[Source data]
>>
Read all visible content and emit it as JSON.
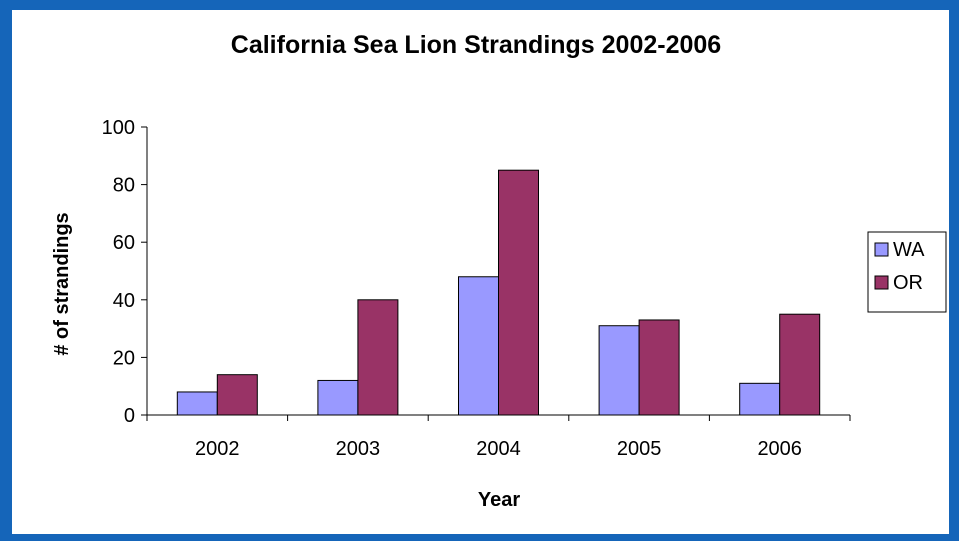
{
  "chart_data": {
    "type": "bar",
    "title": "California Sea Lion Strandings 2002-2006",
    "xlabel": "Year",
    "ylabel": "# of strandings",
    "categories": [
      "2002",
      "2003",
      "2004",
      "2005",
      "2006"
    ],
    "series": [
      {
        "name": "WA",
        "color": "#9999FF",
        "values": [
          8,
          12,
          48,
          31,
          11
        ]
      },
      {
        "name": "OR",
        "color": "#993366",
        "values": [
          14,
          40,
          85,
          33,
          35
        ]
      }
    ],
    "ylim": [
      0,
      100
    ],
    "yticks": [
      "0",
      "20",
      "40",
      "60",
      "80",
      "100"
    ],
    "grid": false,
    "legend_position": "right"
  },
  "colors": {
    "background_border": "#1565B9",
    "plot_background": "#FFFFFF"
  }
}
<<
Repeat the material above in full and exactly, apart from the pictures.

**OUTPUT OF THE EXERCISE:**
Read all visible content and emit it as JSON.
{
  "chart_data": {
    "type": "bar",
    "title": "California Sea Lion Strandings 2002-2006",
    "xlabel": "Year",
    "ylabel": "# of strandings",
    "categories": [
      "2002",
      "2003",
      "2004",
      "2005",
      "2006"
    ],
    "series": [
      {
        "name": "WA",
        "color": "#9999FF",
        "values": [
          8,
          12,
          48,
          31,
          11
        ]
      },
      {
        "name": "OR",
        "color": "#993366",
        "values": [
          14,
          40,
          85,
          33,
          35
        ]
      }
    ],
    "ylim": [
      0,
      100
    ],
    "yticks": [
      "0",
      "20",
      "40",
      "60",
      "80",
      "100"
    ],
    "grid": false,
    "legend_position": "right"
  },
  "colors": {
    "background_border": "#1565B9",
    "plot_background": "#FFFFFF"
  }
}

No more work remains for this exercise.